Task description → Return the records in full, exactly as given.

--

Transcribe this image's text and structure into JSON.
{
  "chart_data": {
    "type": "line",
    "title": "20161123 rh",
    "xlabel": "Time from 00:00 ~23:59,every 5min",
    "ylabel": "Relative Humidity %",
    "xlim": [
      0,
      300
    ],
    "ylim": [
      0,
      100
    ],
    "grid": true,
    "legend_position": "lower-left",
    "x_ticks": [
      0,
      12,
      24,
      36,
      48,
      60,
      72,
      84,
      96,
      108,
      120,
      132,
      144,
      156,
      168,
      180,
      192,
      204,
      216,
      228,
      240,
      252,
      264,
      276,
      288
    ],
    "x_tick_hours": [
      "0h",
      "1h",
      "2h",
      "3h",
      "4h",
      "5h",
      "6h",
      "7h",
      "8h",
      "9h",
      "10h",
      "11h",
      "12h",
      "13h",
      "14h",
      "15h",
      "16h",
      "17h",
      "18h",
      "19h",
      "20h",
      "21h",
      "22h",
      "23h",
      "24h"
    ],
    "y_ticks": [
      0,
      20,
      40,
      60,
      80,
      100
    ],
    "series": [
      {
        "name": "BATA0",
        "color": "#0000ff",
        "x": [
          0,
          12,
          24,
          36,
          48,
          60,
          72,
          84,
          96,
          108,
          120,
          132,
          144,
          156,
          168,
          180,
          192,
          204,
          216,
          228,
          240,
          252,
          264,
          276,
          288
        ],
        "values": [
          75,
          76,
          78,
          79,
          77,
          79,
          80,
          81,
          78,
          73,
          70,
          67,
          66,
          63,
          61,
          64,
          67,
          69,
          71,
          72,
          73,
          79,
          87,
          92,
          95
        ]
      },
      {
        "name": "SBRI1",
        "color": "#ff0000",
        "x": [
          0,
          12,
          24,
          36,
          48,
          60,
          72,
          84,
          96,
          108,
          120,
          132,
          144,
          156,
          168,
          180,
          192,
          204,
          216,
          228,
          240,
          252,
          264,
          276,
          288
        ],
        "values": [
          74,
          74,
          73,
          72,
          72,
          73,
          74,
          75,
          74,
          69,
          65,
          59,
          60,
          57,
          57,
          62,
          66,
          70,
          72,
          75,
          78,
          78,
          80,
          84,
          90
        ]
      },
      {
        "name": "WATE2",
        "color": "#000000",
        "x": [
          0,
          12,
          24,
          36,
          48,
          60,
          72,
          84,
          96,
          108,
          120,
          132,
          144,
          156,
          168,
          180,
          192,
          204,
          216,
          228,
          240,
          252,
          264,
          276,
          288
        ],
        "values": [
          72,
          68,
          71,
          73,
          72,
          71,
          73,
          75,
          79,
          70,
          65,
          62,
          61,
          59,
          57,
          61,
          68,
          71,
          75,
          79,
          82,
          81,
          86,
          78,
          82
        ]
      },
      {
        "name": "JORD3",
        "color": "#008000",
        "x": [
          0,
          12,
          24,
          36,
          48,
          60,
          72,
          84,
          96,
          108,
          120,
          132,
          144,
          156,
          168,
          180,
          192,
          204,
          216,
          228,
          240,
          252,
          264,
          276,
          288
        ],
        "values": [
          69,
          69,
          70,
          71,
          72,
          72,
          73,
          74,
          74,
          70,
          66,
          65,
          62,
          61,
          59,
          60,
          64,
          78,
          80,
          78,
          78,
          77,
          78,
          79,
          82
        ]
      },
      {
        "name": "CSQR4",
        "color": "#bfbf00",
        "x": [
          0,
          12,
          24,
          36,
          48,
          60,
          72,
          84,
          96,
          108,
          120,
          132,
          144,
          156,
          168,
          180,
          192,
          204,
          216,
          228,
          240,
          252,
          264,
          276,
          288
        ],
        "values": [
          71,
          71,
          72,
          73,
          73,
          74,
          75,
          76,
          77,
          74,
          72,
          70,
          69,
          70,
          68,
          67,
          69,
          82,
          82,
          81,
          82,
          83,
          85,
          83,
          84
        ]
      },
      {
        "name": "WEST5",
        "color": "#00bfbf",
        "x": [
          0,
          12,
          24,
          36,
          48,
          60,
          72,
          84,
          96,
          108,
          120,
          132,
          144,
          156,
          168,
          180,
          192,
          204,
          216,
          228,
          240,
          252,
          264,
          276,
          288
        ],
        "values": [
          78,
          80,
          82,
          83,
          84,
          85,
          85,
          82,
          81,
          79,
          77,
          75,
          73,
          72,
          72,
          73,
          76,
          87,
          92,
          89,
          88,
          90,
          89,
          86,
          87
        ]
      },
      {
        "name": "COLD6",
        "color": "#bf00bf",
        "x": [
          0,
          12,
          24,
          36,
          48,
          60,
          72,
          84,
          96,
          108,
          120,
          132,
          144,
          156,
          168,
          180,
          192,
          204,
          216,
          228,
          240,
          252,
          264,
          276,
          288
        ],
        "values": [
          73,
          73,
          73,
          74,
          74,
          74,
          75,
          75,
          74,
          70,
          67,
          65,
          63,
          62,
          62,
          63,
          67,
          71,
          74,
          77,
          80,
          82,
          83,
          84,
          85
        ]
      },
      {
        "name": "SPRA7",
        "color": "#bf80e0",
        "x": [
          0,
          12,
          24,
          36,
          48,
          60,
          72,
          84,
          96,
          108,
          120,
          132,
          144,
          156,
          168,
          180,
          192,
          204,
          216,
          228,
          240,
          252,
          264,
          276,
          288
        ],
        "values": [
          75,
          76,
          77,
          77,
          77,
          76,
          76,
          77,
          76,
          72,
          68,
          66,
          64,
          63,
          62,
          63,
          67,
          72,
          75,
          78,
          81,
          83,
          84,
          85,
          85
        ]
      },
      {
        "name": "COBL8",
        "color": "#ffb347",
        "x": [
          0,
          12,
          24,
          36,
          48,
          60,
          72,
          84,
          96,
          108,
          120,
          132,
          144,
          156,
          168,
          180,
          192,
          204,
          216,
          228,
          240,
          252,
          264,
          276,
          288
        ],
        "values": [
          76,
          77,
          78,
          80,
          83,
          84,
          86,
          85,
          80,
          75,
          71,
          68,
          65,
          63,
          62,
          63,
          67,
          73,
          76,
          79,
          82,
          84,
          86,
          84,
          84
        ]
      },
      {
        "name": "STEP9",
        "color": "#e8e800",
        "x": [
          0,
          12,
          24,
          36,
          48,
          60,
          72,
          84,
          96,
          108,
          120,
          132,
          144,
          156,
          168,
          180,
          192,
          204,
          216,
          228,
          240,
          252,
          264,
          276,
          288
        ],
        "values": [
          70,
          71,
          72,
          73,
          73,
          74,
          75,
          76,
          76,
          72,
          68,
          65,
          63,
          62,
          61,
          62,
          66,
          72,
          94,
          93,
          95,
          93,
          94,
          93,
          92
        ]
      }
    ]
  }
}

--

Right answer →
Transcribe this image's text and structure into JSON.
{
  "chart_data": {
    "type": "line",
    "title": "20161123 rh",
    "xlabel": "Time from 00:00 ~23:59,every 5min",
    "ylabel": "Relative Humidity %",
    "xlim": [
      0,
      300
    ],
    "ylim": [
      0,
      100
    ],
    "grid": true,
    "legend_position": "lower-left",
    "x_ticks": [
      0,
      12,
      24,
      36,
      48,
      60,
      72,
      84,
      96,
      108,
      120,
      132,
      144,
      156,
      168,
      180,
      192,
      204,
      216,
      228,
      240,
      252,
      264,
      276,
      288
    ],
    "x_tick_hours": [
      "0h",
      "1h",
      "2h",
      "3h",
      "4h",
      "5h",
      "6h",
      "7h",
      "8h",
      "9h",
      "10h",
      "11h",
      "12h",
      "13h",
      "14h",
      "15h",
      "16h",
      "17h",
      "18h",
      "19h",
      "20h",
      "21h",
      "22h",
      "23h",
      "24h"
    ],
    "y_ticks": [
      0,
      20,
      40,
      60,
      80,
      100
    ],
    "series": [
      {
        "name": "BATA0",
        "color": "#0000ff",
        "x": [
          0,
          12,
          24,
          36,
          48,
          60,
          72,
          84,
          96,
          108,
          120,
          132,
          144,
          156,
          168,
          180,
          192,
          204,
          216,
          228,
          240,
          252,
          264,
          276,
          288
        ],
        "values": [
          75,
          76,
          78,
          79,
          77,
          79,
          80,
          81,
          78,
          73,
          70,
          67,
          66,
          63,
          61,
          64,
          67,
          69,
          71,
          72,
          73,
          79,
          87,
          92,
          95
        ]
      },
      {
        "name": "SBRI1",
        "color": "#ff0000",
        "x": [
          0,
          12,
          24,
          36,
          48,
          60,
          72,
          84,
          96,
          108,
          120,
          132,
          144,
          156,
          168,
          180,
          192,
          204,
          216,
          228,
          240,
          252,
          264,
          276,
          288
        ],
        "values": [
          74,
          74,
          73,
          72,
          72,
          73,
          74,
          75,
          74,
          69,
          65,
          59,
          60,
          57,
          57,
          62,
          66,
          70,
          72,
          75,
          78,
          78,
          80,
          84,
          90
        ]
      },
      {
        "name": "WATE2",
        "color": "#000000",
        "x": [
          0,
          12,
          24,
          36,
          48,
          60,
          72,
          84,
          96,
          108,
          120,
          132,
          144,
          156,
          168,
          180,
          192,
          204,
          216,
          228,
          240,
          252,
          264,
          276,
          288
        ],
        "values": [
          72,
          68,
          71,
          73,
          72,
          71,
          73,
          75,
          79,
          70,
          65,
          62,
          61,
          59,
          57,
          61,
          68,
          71,
          75,
          79,
          82,
          81,
          86,
          78,
          82
        ]
      },
      {
        "name": "JORD3",
        "color": "#008000",
        "x": [
          0,
          12,
          24,
          36,
          48,
          60,
          72,
          84,
          96,
          108,
          120,
          132,
          144,
          156,
          168,
          180,
          192,
          204,
          216,
          228,
          240,
          252,
          264,
          276,
          288
        ],
        "values": [
          69,
          69,
          70,
          71,
          72,
          72,
          73,
          74,
          74,
          70,
          66,
          65,
          62,
          61,
          59,
          60,
          64,
          78,
          80,
          78,
          78,
          77,
          78,
          79,
          82
        ]
      },
      {
        "name": "CSQR4",
        "color": "#bfbf00",
        "x": [
          0,
          12,
          24,
          36,
          48,
          60,
          72,
          84,
          96,
          108,
          120,
          132,
          144,
          156,
          168,
          180,
          192,
          204,
          216,
          228,
          240,
          252,
          264,
          276,
          288
        ],
        "values": [
          71,
          71,
          72,
          73,
          73,
          74,
          75,
          76,
          77,
          74,
          72,
          70,
          69,
          70,
          68,
          67,
          69,
          82,
          82,
          81,
          82,
          83,
          85,
          83,
          84
        ]
      },
      {
        "name": "WEST5",
        "color": "#00bfbf",
        "x": [
          0,
          12,
          24,
          36,
          48,
          60,
          72,
          84,
          96,
          108,
          120,
          132,
          144,
          156,
          168,
          180,
          192,
          204,
          216,
          228,
          240,
          252,
          264,
          276,
          288
        ],
        "values": [
          78,
          80,
          82,
          83,
          84,
          85,
          85,
          82,
          81,
          79,
          77,
          75,
          73,
          72,
          72,
          73,
          76,
          87,
          92,
          89,
          88,
          90,
          89,
          86,
          87
        ]
      },
      {
        "name": "COLD6",
        "color": "#bf00bf",
        "x": [
          0,
          12,
          24,
          36,
          48,
          60,
          72,
          84,
          96,
          108,
          120,
          132,
          144,
          156,
          168,
          180,
          192,
          204,
          216,
          228,
          240,
          252,
          264,
          276,
          288
        ],
        "values": [
          73,
          73,
          73,
          74,
          74,
          74,
          75,
          75,
          74,
          70,
          67,
          65,
          63,
          62,
          62,
          63,
          67,
          71,
          74,
          77,
          80,
          82,
          83,
          84,
          85
        ]
      },
      {
        "name": "SPRA7",
        "color": "#bf80e0",
        "x": [
          0,
          12,
          24,
          36,
          48,
          60,
          72,
          84,
          96,
          108,
          120,
          132,
          144,
          156,
          168,
          180,
          192,
          204,
          216,
          228,
          240,
          252,
          264,
          276,
          288
        ],
        "values": [
          75,
          76,
          77,
          77,
          77,
          76,
          76,
          77,
          76,
          72,
          68,
          66,
          64,
          63,
          62,
          63,
          67,
          72,
          75,
          78,
          81,
          83,
          84,
          85,
          85
        ]
      },
      {
        "name": "COBL8",
        "color": "#ffb347",
        "x": [
          0,
          12,
          24,
          36,
          48,
          60,
          72,
          84,
          96,
          108,
          120,
          132,
          144,
          156,
          168,
          180,
          192,
          204,
          216,
          228,
          240,
          252,
          264,
          276,
          288
        ],
        "values": [
          76,
          77,
          78,
          80,
          83,
          84,
          86,
          85,
          80,
          75,
          71,
          68,
          65,
          63,
          62,
          63,
          67,
          73,
          76,
          79,
          82,
          84,
          86,
          84,
          84
        ]
      },
      {
        "name": "STEP9",
        "color": "#e8e800",
        "x": [
          0,
          12,
          24,
          36,
          48,
          60,
          72,
          84,
          96,
          108,
          120,
          132,
          144,
          156,
          168,
          180,
          192,
          204,
          216,
          228,
          240,
          252,
          264,
          276,
          288
        ],
        "values": [
          70,
          71,
          72,
          73,
          73,
          74,
          75,
          76,
          76,
          72,
          68,
          65,
          63,
          62,
          61,
          62,
          66,
          72,
          94,
          93,
          95,
          93,
          94,
          93,
          92
        ]
      }
    ]
  }
}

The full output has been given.